Poursuivez la critique d'album ci-dessous en reprenant juste après sa dernière phrase, dans le même ton.

EXTRAIT À LIRE:
· · · · · · ·

Le rendez-vous manqué

Le bat commence pourtant à blesser lorsque l’examen de la carcasse se fait plus approfondi. Et un constat s’impose assez rapidement : les influences du groupe sautent à la gueule. Elles finiront par étrangler le truc au lieu de lui donner un deuxième souffle. Les deux premiers morceaux évoquent ainsi un mélange bizarroïde de New York Dolls traités « grassouillette mix » et de Libertines reformés dix ans après leur split. Avec Purple moon, les Sultan basculent toutes guitares dehors dans le monde merveilleux des Arctic Monkeys. Mais sans Josh Homme aux manettes. Autant dire vers pas grand chose.

Flowers of evil ne fait que confirmer le (res)sentiment naissant au fil des écoutes : si les années 2000 ont vu défiler des hordes d’ersatz de Radiohead, il semblerait que les 10’s promettent leur lot d’Arctic Monkeys bis. Dead leaves ne me fera pas changer d’avis, même si je lui reconnais des qualités évidentes. Ce disque devrait me scotcher, mais voilà, la somme des clichés est trop lourde à porter pour mes frêles épaules, et menace de m’éteindre…Jusqu’à ce que Spring of youth déboule enfin avec un refrain qui claque aussi fort qu’une cravache chez maîtresse Françoise. Si ce disque ne doit contenir qu’un seul tube (bientôt available dans tous les charts squats), c’est celui-là. C’est dansant, on sent enfin les envolées, le surf, le buzz, le cherry coke. La seule extraballe de l’album…et c’est trop peu.

· · · · · · ·

MATÉRIEL FOURNI:
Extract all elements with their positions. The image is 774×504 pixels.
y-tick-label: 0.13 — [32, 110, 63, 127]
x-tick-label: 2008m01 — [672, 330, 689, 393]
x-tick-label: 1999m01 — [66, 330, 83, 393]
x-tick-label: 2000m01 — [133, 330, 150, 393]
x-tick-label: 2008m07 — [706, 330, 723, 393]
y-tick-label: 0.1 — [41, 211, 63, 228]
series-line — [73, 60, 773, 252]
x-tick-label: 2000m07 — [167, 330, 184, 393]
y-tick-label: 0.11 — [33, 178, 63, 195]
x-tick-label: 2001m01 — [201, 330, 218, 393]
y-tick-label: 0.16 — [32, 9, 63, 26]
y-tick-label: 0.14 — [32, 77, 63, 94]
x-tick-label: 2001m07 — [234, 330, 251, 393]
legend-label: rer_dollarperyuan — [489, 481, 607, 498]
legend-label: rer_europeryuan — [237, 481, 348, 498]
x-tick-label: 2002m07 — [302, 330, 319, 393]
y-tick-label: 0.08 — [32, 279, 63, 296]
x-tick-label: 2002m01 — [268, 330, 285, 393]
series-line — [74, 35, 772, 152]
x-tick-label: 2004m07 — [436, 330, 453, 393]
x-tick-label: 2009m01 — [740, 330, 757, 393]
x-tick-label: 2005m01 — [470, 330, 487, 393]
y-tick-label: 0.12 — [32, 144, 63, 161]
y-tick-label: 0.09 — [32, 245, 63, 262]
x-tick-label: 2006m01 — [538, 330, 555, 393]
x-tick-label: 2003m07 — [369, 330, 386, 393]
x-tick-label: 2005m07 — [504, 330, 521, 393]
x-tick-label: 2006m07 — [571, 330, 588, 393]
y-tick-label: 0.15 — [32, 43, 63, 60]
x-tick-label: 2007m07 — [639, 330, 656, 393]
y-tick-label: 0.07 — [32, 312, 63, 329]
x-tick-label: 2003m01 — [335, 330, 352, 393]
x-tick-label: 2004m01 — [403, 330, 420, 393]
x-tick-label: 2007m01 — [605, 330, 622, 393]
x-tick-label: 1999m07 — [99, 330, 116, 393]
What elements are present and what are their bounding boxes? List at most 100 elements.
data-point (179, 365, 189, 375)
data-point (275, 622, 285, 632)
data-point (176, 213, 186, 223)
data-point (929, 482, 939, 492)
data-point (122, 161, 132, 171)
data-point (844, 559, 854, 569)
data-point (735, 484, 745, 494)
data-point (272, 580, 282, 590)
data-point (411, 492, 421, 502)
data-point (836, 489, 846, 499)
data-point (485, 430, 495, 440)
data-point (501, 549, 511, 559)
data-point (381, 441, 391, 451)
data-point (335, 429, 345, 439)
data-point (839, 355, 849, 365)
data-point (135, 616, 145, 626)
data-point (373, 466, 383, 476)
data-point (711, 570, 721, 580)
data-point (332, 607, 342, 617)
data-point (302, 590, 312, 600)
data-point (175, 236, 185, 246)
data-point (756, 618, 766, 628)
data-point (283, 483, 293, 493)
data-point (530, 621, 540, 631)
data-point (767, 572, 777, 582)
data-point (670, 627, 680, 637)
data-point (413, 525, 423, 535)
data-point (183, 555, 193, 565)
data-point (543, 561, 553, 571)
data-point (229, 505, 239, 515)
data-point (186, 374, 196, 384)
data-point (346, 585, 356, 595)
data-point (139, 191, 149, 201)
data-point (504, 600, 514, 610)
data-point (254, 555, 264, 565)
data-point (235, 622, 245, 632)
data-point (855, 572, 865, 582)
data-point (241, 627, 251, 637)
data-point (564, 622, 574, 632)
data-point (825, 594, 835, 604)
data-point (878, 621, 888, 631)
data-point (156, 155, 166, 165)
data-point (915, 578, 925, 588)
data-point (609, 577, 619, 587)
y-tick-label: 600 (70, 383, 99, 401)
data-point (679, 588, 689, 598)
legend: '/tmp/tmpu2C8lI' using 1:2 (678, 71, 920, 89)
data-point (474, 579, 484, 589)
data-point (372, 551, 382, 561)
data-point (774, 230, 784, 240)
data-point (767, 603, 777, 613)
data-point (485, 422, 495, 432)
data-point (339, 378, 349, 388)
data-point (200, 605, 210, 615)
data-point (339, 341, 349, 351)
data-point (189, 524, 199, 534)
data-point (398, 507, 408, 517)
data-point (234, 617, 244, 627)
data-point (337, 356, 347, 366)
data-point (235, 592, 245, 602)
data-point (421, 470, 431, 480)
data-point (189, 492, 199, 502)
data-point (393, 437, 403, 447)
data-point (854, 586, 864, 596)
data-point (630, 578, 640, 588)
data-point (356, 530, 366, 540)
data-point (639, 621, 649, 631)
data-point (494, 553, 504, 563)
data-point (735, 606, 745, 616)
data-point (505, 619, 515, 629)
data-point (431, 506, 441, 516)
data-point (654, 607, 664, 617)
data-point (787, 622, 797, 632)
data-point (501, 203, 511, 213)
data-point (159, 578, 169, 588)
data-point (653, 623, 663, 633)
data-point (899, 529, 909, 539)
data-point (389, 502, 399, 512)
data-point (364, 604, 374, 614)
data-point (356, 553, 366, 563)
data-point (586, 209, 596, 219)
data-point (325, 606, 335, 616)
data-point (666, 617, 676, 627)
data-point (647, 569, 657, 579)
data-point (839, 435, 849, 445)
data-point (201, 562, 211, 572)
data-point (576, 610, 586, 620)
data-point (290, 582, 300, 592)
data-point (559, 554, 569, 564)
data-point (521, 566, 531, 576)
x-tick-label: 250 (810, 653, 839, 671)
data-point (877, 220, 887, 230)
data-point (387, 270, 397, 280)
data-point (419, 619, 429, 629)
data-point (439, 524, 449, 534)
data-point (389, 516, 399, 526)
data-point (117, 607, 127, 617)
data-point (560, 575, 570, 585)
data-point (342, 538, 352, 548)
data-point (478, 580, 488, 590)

· · · · · · ·

RÉSULTAT:
Toi qui ne lis que les conclusions des articles Gonzaï afin de vérifier l’esprit de synthèse des chroniqueurs, laisse-moi te donner un avis sibyllin et non argumenté : ce disque n’est pas pour moi. J’en déduis qu’il sera probablement pour vous, fans invétérés de Brian Jonestown Massacre ou de Psychic Ills.